▶ **What the exercise asks**
Pick out all lines with the word "seed" from the records that follow.

▶ **Material for the task**

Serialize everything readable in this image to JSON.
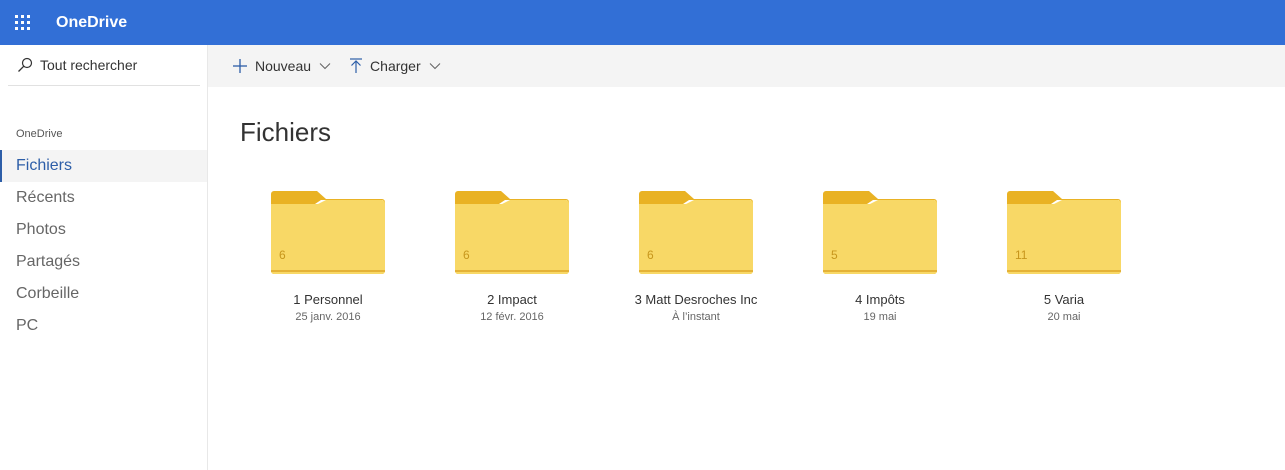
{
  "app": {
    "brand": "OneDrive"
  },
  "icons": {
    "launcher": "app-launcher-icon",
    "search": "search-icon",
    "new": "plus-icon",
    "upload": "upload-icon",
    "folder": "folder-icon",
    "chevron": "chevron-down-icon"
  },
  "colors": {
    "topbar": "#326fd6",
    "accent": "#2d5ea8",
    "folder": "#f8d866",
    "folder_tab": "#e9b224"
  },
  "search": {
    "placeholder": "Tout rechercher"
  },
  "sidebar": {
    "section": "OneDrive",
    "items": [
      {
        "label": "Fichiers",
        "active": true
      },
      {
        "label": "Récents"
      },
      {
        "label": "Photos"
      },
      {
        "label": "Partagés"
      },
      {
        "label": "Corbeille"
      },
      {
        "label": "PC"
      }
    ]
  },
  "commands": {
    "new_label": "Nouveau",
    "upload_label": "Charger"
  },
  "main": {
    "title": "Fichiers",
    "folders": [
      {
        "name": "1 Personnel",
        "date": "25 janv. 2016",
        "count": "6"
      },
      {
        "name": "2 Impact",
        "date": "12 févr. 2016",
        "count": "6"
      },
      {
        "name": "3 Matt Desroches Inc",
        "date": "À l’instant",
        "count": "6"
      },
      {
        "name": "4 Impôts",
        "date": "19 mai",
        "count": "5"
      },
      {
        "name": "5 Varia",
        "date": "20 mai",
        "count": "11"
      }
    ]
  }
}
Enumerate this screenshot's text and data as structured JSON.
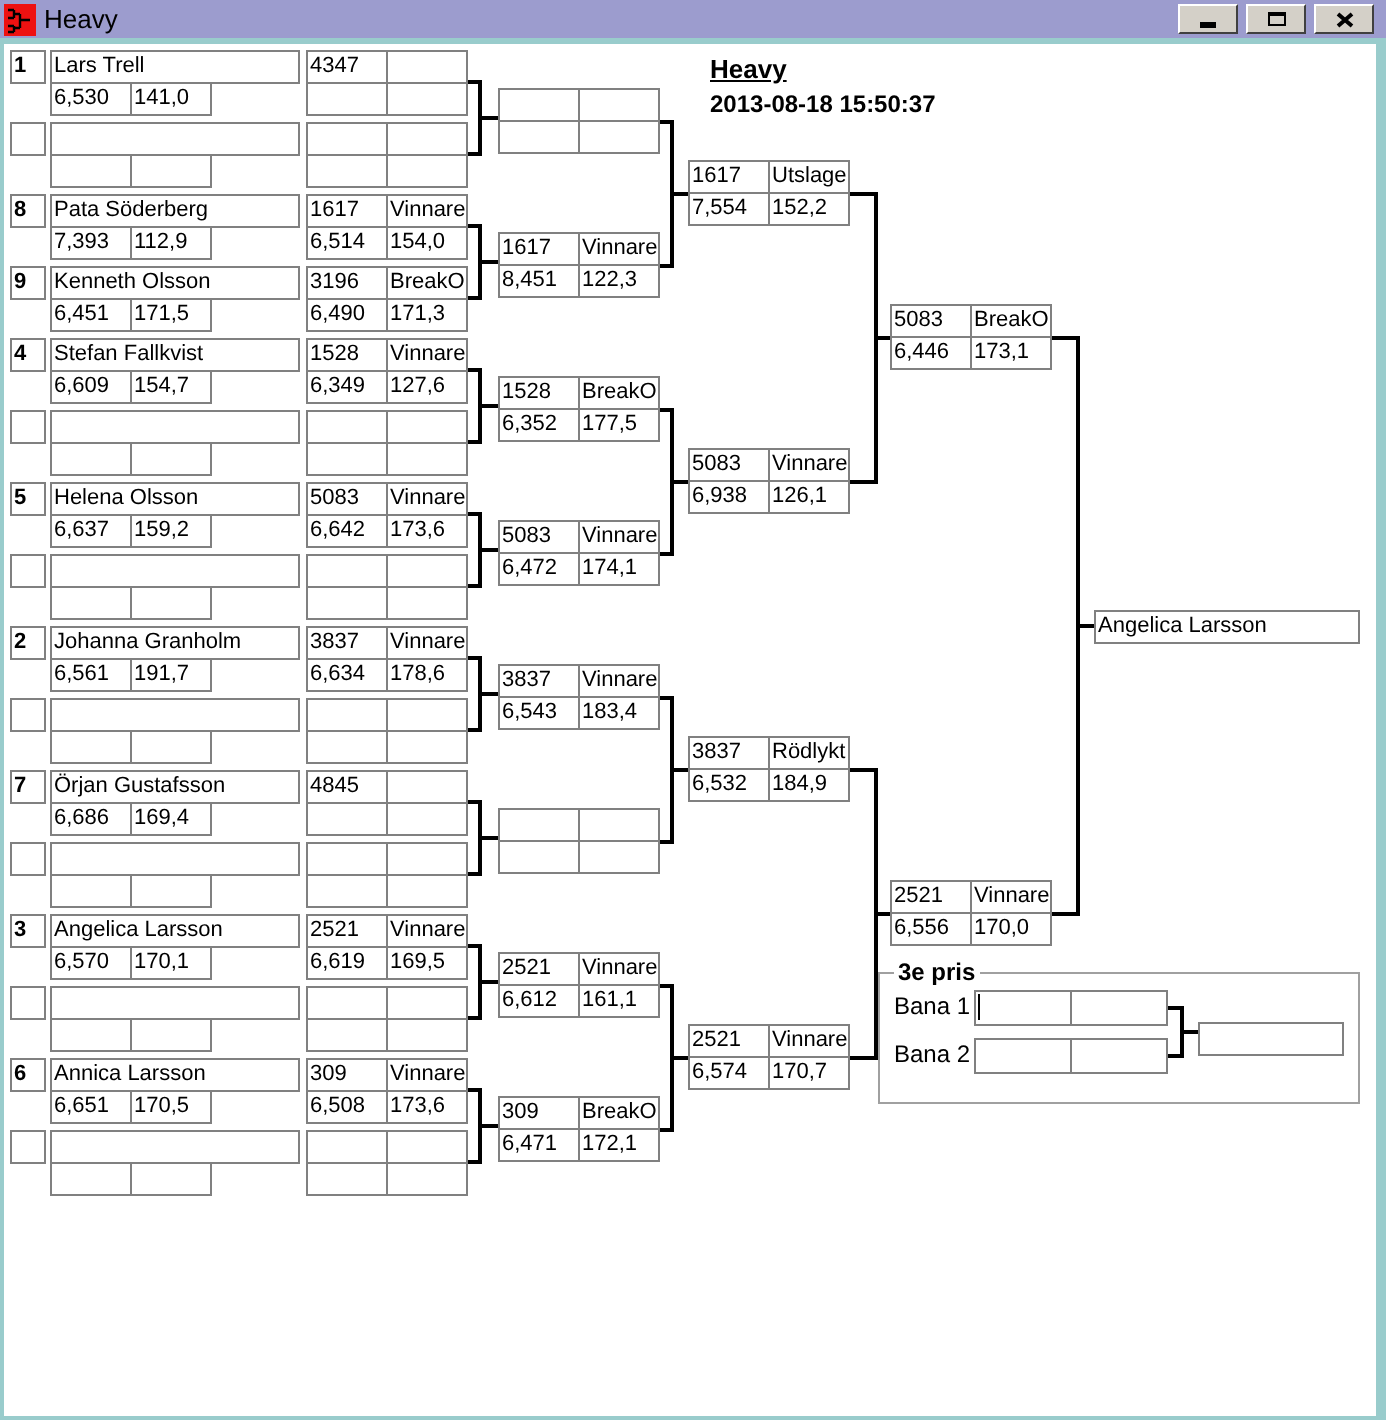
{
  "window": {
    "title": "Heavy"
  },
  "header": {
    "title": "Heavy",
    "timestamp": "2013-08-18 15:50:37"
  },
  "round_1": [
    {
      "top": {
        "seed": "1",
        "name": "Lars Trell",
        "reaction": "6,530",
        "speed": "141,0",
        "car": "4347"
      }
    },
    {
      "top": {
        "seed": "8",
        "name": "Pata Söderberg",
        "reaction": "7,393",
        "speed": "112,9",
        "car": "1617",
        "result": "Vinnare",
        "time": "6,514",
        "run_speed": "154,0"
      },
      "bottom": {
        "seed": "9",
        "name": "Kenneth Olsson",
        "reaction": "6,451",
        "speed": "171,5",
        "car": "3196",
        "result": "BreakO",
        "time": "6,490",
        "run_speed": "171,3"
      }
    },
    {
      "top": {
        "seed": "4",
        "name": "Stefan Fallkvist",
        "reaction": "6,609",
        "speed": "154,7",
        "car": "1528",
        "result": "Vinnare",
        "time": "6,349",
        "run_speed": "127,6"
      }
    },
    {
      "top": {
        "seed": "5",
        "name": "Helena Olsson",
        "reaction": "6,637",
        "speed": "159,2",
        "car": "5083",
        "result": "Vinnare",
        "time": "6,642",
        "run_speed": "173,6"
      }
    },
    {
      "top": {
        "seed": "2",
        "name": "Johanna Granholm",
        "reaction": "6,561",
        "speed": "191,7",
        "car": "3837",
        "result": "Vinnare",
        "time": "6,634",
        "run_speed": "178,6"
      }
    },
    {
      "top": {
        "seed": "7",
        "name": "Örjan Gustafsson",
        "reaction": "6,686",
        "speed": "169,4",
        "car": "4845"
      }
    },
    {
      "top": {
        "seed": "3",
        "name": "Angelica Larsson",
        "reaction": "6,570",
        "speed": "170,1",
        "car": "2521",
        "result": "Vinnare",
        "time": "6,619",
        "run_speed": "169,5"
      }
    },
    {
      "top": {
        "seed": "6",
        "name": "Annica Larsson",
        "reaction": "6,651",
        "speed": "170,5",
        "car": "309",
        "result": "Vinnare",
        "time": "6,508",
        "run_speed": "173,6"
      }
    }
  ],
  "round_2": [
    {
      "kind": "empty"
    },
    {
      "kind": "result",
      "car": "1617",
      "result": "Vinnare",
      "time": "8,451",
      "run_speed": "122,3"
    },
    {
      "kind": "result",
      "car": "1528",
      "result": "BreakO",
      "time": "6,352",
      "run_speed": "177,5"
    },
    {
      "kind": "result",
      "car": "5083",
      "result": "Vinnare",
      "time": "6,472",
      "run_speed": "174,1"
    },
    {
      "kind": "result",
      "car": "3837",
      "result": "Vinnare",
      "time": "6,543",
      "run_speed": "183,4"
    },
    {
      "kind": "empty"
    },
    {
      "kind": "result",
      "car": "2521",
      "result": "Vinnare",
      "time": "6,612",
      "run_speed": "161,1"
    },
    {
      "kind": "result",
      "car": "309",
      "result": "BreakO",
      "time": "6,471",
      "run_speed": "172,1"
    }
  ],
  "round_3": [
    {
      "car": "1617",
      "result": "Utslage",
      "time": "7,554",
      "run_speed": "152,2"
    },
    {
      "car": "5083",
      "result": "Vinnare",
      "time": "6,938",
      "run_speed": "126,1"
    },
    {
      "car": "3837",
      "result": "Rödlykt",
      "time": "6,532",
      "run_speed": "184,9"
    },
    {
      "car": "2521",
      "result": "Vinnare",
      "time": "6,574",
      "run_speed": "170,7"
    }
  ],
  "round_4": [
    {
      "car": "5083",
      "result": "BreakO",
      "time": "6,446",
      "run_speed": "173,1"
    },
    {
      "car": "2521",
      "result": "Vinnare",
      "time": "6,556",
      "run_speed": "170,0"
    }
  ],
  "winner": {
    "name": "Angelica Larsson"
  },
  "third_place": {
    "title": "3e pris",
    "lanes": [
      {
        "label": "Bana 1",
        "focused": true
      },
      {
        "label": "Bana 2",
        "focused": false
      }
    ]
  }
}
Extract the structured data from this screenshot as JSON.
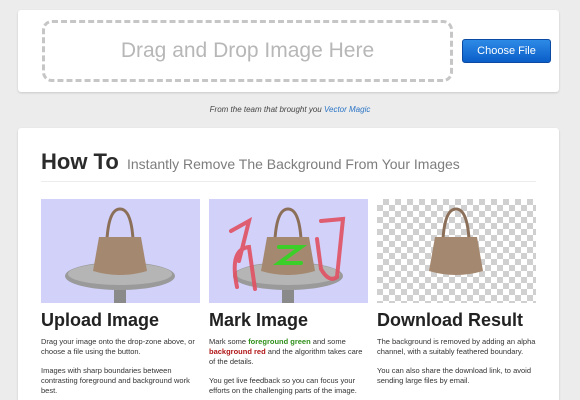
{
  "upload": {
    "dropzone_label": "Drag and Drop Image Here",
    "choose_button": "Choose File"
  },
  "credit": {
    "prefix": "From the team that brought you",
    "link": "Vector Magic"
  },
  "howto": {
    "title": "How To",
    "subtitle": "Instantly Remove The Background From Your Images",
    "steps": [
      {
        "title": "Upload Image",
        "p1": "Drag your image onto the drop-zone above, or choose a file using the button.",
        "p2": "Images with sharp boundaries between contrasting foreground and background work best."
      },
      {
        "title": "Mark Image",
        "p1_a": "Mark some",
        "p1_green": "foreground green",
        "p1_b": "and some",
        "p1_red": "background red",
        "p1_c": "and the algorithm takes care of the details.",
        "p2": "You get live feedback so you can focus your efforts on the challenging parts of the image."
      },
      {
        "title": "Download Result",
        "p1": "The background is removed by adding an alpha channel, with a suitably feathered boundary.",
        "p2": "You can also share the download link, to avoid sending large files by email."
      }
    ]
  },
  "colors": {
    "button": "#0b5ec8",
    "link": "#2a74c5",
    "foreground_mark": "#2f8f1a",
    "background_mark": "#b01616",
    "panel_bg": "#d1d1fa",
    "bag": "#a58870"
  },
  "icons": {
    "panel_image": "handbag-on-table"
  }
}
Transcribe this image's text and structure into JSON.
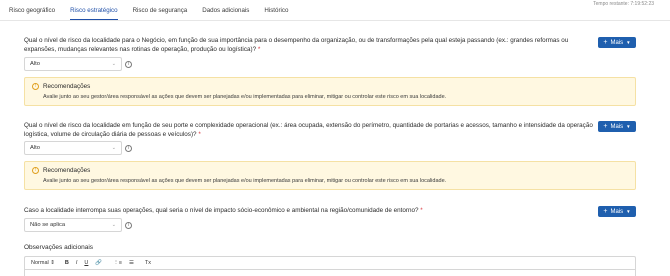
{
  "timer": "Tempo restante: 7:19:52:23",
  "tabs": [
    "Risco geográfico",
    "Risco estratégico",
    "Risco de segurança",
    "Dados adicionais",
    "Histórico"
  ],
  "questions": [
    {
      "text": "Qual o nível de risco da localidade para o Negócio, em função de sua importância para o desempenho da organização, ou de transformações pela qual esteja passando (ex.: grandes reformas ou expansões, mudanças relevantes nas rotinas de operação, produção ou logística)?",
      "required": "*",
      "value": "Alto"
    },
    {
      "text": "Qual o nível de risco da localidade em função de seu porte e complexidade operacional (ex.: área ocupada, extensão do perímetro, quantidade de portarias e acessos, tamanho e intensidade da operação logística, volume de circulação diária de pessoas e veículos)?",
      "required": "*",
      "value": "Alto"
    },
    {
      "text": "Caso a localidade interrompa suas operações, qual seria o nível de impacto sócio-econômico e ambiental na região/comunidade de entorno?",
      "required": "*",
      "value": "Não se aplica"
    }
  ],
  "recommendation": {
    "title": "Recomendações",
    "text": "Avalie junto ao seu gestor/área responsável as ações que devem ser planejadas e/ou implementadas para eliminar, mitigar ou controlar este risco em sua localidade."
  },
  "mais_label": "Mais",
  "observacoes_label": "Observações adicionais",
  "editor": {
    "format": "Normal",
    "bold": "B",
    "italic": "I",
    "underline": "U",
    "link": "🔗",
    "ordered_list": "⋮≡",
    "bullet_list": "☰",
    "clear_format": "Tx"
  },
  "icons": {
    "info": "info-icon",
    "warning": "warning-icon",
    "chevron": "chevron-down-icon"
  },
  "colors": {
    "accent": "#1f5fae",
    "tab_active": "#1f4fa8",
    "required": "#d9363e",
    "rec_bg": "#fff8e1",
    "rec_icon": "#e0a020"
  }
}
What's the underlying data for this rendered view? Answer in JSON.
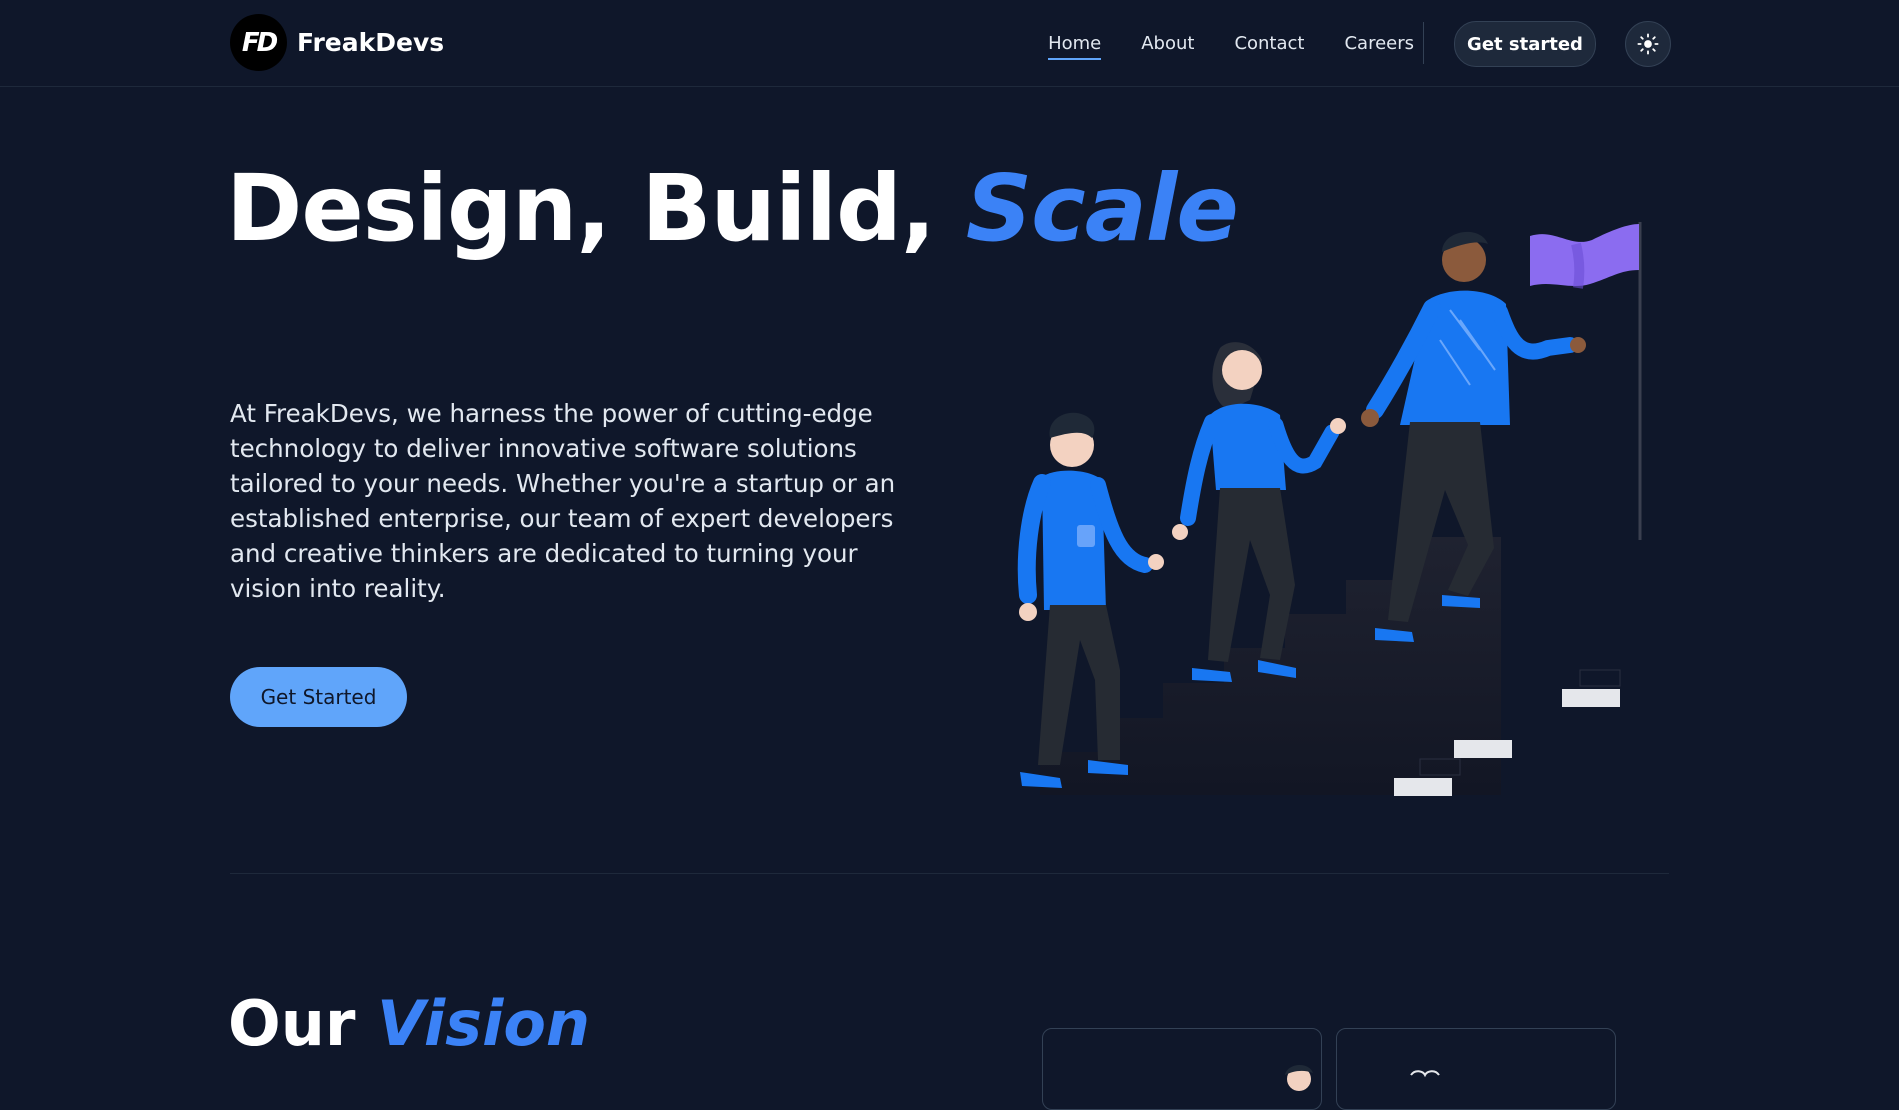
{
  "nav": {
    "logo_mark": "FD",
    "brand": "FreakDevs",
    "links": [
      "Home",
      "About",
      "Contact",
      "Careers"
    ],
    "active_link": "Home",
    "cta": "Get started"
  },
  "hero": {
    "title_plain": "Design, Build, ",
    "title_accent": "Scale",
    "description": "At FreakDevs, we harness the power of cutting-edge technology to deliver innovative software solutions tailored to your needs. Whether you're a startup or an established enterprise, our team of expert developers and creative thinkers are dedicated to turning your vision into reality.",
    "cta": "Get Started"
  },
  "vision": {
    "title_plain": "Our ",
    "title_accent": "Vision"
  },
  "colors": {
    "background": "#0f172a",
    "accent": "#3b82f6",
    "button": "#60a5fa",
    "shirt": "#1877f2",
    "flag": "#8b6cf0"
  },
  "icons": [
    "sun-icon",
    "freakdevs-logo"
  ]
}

▶ **Response for this exercise**
        "seed": "1",
        "seed": "8",
        "seed": "9",
        "seed": "4",
        "seed": "5",
        "seed": "2",
        "seed": "7",
        "seed": "3",
        "seed": "6",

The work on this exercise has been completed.